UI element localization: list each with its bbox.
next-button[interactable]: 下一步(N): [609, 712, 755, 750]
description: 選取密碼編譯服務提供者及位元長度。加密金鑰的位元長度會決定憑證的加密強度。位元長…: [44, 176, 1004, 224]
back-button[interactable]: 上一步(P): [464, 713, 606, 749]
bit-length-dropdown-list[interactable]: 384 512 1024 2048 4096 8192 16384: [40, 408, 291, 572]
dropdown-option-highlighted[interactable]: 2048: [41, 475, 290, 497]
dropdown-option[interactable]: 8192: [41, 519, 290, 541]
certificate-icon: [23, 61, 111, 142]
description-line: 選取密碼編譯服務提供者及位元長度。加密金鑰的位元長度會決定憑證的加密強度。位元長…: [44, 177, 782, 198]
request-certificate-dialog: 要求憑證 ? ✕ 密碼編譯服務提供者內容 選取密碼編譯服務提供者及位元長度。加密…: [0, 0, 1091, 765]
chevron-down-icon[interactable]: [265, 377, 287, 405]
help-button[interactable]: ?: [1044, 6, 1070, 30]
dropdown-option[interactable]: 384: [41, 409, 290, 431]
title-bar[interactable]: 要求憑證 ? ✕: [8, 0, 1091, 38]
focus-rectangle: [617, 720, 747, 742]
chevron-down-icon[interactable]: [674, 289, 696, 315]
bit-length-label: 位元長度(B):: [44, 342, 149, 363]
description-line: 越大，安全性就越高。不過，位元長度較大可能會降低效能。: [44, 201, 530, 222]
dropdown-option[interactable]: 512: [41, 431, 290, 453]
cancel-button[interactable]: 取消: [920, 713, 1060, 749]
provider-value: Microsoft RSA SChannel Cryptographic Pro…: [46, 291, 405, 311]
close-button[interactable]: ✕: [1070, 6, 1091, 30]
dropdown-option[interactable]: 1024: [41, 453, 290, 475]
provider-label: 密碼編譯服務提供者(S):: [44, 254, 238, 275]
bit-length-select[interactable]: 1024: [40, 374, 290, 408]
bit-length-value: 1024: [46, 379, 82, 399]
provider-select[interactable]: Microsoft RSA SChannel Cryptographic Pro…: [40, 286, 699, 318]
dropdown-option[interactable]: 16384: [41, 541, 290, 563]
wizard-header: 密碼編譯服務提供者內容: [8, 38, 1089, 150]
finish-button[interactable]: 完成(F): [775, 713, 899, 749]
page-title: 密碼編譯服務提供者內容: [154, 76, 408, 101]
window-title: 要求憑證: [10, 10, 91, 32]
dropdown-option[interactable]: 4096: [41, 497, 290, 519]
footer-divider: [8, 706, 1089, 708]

WHAT YOU ARE ASKED TO DO: Reproduce every line of the records above verbatim, keeping each character and coordinate unchanged.

WRITTEN SOLUTION:
UI element localization: list each with its bbox.
next-button[interactable]: 下一步(N): [609, 712, 755, 750]
description: 選取密碼編譯服務提供者及位元長度。加密金鑰的位元長度會決定憑證的加密強度。位元長…: [44, 176, 1004, 224]
back-button[interactable]: 上一步(P): [464, 713, 606, 749]
bit-length-dropdown-list[interactable]: 384 512 1024 2048 4096 8192 16384: [40, 408, 291, 572]
dropdown-option-highlighted[interactable]: 2048: [41, 475, 290, 497]
dropdown-option[interactable]: 8192: [41, 519, 290, 541]
certificate-icon: [23, 61, 111, 142]
description-line: 選取密碼編譯服務提供者及位元長度。加密金鑰的位元長度會決定憑證的加密強度。位元長…: [44, 177, 782, 198]
request-certificate-dialog: 要求憑證 ? ✕ 密碼編譯服務提供者內容 選取密碼編譯服務提供者及位元長度。加密…: [0, 0, 1091, 765]
chevron-down-icon[interactable]: [265, 377, 287, 405]
help-button[interactable]: ?: [1044, 6, 1070, 30]
dropdown-option[interactable]: 384: [41, 409, 290, 431]
title-bar[interactable]: 要求憑證 ? ✕: [8, 0, 1091, 38]
focus-rectangle: [617, 720, 747, 742]
chevron-down-icon[interactable]: [674, 289, 696, 315]
bit-length-label: 位元長度(B):: [44, 342, 149, 363]
description-line: 越大，安全性就越高。不過，位元長度較大可能會降低效能。: [44, 201, 530, 222]
dropdown-option[interactable]: 512: [41, 431, 290, 453]
cancel-button[interactable]: 取消: [920, 713, 1060, 749]
provider-value: Microsoft RSA SChannel Cryptographic Pro…: [46, 291, 405, 311]
close-button[interactable]: ✕: [1070, 6, 1091, 30]
dropdown-option[interactable]: 1024: [41, 453, 290, 475]
provider-label: 密碼編譯服務提供者(S):: [44, 254, 238, 275]
bit-length-select[interactable]: 1024: [40, 374, 290, 408]
bit-length-value: 1024: [46, 379, 82, 399]
provider-select[interactable]: Microsoft RSA SChannel Cryptographic Pro…: [40, 286, 699, 318]
dropdown-option[interactable]: 16384: [41, 541, 290, 563]
wizard-header: 密碼編譯服務提供者內容: [8, 38, 1089, 150]
finish-button[interactable]: 完成(F): [775, 713, 899, 749]
page-title: 密碼編譯服務提供者內容: [154, 76, 408, 101]
window-title: 要求憑證: [10, 10, 91, 32]
dropdown-option[interactable]: 4096: [41, 497, 290, 519]
footer-divider: [8, 706, 1089, 708]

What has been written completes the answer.